:: GIVEN INSTRUCTION ::
Would you write out the entries below, every one of them, exactly?

:: Extracted data entries ::

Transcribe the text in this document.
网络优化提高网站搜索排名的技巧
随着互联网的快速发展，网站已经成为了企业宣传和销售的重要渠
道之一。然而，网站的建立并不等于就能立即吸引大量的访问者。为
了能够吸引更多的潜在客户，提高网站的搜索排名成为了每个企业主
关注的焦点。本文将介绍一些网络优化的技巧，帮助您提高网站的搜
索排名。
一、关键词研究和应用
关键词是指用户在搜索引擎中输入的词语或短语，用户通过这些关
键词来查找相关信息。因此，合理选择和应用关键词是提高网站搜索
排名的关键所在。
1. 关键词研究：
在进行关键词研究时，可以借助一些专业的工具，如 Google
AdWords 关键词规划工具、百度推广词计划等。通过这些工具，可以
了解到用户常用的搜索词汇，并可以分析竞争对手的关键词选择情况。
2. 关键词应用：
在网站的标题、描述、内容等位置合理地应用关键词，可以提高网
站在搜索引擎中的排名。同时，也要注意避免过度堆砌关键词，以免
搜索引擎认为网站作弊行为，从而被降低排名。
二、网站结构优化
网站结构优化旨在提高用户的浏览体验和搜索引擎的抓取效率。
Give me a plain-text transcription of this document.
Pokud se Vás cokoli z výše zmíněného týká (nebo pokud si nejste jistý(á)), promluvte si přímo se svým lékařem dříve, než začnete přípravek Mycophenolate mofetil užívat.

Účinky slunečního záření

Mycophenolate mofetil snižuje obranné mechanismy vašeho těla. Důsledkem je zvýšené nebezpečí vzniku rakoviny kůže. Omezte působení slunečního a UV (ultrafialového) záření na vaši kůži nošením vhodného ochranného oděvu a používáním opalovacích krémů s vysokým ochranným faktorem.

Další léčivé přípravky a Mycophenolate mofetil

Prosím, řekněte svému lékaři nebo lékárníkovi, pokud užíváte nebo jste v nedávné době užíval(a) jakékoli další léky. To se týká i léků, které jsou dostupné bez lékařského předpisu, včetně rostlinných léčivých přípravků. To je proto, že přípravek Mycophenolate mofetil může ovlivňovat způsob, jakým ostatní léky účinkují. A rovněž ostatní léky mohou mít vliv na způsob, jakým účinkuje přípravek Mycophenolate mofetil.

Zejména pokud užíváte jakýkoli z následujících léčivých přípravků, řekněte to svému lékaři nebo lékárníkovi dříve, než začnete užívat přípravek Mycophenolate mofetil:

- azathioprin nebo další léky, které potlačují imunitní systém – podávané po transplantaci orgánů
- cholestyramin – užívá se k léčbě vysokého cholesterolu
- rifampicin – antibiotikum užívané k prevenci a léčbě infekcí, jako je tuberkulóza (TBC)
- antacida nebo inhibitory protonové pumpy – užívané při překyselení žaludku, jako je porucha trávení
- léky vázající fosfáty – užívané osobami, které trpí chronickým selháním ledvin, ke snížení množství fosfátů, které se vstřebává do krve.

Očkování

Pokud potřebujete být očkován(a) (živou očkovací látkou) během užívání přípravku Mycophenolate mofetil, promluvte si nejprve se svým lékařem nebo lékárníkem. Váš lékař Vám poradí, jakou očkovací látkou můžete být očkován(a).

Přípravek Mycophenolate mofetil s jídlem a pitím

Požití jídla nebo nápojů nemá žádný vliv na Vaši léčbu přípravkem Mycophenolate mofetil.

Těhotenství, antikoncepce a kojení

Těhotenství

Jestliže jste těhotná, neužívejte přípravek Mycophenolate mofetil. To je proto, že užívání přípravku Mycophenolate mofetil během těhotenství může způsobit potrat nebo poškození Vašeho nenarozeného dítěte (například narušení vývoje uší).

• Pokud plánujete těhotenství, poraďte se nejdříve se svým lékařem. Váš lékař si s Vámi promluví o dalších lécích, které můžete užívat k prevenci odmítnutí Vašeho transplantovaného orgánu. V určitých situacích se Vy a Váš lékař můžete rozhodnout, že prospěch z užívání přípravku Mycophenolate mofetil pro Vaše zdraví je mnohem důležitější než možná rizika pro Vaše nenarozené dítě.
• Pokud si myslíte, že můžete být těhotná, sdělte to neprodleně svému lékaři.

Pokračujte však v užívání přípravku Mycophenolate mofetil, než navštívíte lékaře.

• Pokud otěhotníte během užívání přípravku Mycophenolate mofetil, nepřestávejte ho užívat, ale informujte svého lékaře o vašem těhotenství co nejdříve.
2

:: CORRECT RESPONSE ::
Transcribe the text in this document.
网络优化提高网站搜索排名的技巧
随着互联网的快速发展，网站已经成为了企业宣传和销售的重要渠
道之一。然而，网站的建立并不等于就能立即吸引大量的访问者。为
了能够吸引更多的潜在客户，提高网站的搜索排名成为了每个企业主
关注的焦点。本文将介绍一些网络优化的技巧，帮助您提高网站的搜
索排名。
一、关键词研究和应用
关键词是指用户在搜索引擎中输入的词语或短语，用户通过这些关
键词来查找相关信息。因此，合理选择和应用关键词是提高网站搜索
排名的关键所在。
1. 关键词研究：
在进行关键词研究时，可以借助一些专业的工具，如 Google
AdWords 关键词规划工具、百度推广词计划等。通过这些工具，可以
了解到用户常用的搜索词汇，并可以分析竞争对手的关键词选择情况。
2. 关键词应用：
在网站的标题、描述、内容等位置合理地应用关键词，可以提高网
站在搜索引擎中的排名。同时，也要注意避免过度堆砌关键词，以免
搜索引擎认为网站作弊行为，从而被降低排名。
二、网站结构优化
网站结构优化旨在提高用户的浏览体验和搜索引擎的抓取效率。
Give me a plain-text transcription of this document.
Pokud se Vás cokoli z výše zmíněného týká (nebo pokud si nejste jistý(á)), promluvte si přímo se svým lékařem dříve, než začnete přípravek Mycophenolate mofetil užívat.

Účinky slunečního záření

Mycophenolate mofetil snižuje obranné mechanismy vašeho těla. Důsledkem je zvýšené nebezpečí vzniku rakoviny kůže. Omezte působení slunečního a UV (ultrafialového) záření na vaši kůži nošením vhodného ochranného oděvu a používáním opalovacích krémů s vysokým ochranným faktorem.

Další léčivé přípravky a Mycophenolate mofetil

Prosím, řekněte svému lékaři nebo lékárníkovi, pokud užíváte nebo jste v nedávné době užíval(a) jakékoli další léky. To se týká i léků, které jsou dostupné bez lékařského předpisu, včetně rostlinných léčivých přípravků. To je proto, že přípravek Mycophenolate mofetil může ovlivňovat způsob, jakým ostatní léky účinkují. A rovněž ostatní léky mohou mít vliv na způsob, jakým účinkuje přípravek Mycophenolate mofetil.

Zejména pokud užíváte jakýkoli z následujících léčivých přípravků, řekněte to svému lékaři nebo lékárníkovi dříve, než začnete užívat přípravek Mycophenolate mofetil:

- azathioprin nebo další léky, které potlačují imunitní systém – podávané po transplantaci orgánů
- cholestyramin – užívá se k léčbě vysokého cholesterolu
- rifampicin – antibiotikum užívané k prevenci a léčbě infekcí, jako je tuberkulóza (TBC)
- antacida nebo inhibitory protonové pumpy – užívané při překyselení žaludku, jako je porucha trávení
- léky vázající fosfáty – užívané osobami, které trpí chronickým selháním ledvin, ke snížení množství fosfátů, které se vstřebává do krve.

Očkování

Pokud potřebujete být očkován(a) (živou očkovací látkou) během užívání přípravku Mycophenolate mofetil, promluvte si nejprve se svým lékařem nebo lékárníkem. Váš lékař Vám poradí, jakou očkovací látkou můžete být očkován(a).

Přípravek Mycophenolate mofetil s jídlem a pitím

Požití jídla nebo nápojů nemá žádný vliv na Vaši léčbu přípravkem Mycophenolate mofetil.

Těhotenství, antikoncepce a kojení

Těhotenství

Jestliže jste těhotná, neužívejte přípravek Mycophenolate mofetil. To je proto, že užívání přípravku Mycophenolate mofetil během těhotenství může způsobit potrat nebo poškození Vašeho nenarozeného dítěte (například narušení vývoje uší).

• Pokud plánujete těhotenství, poraďte se nejdříve se svým lékařem. Váš lékař si s Vámi promluví o dalších lécích, které můžete užívat k prevenci odmítnutí Vašeho transplantovaného orgánu. V určitých situacích se Vy a Váš lékař můžete rozhodnout, že prospěch z užívání přípravku Mycophenolate mofetil pro Vaše zdraví je mnohem důležitější než možná rizika pro Vaše nenarozené dítě.
• Pokud si myslíte, že můžete být těhotná, sdělte to neprodleně svému lékaři.

Pokračujte však v užívání přípravku Mycophenolate mofetil, než navštívíte lékaře.

• Pokud otěhotníte během užívání přípravku Mycophenolate mofetil, nepřestávejte ho užívat, ale informujte svého lékaře o vašem těhotenství co nejdříve.
2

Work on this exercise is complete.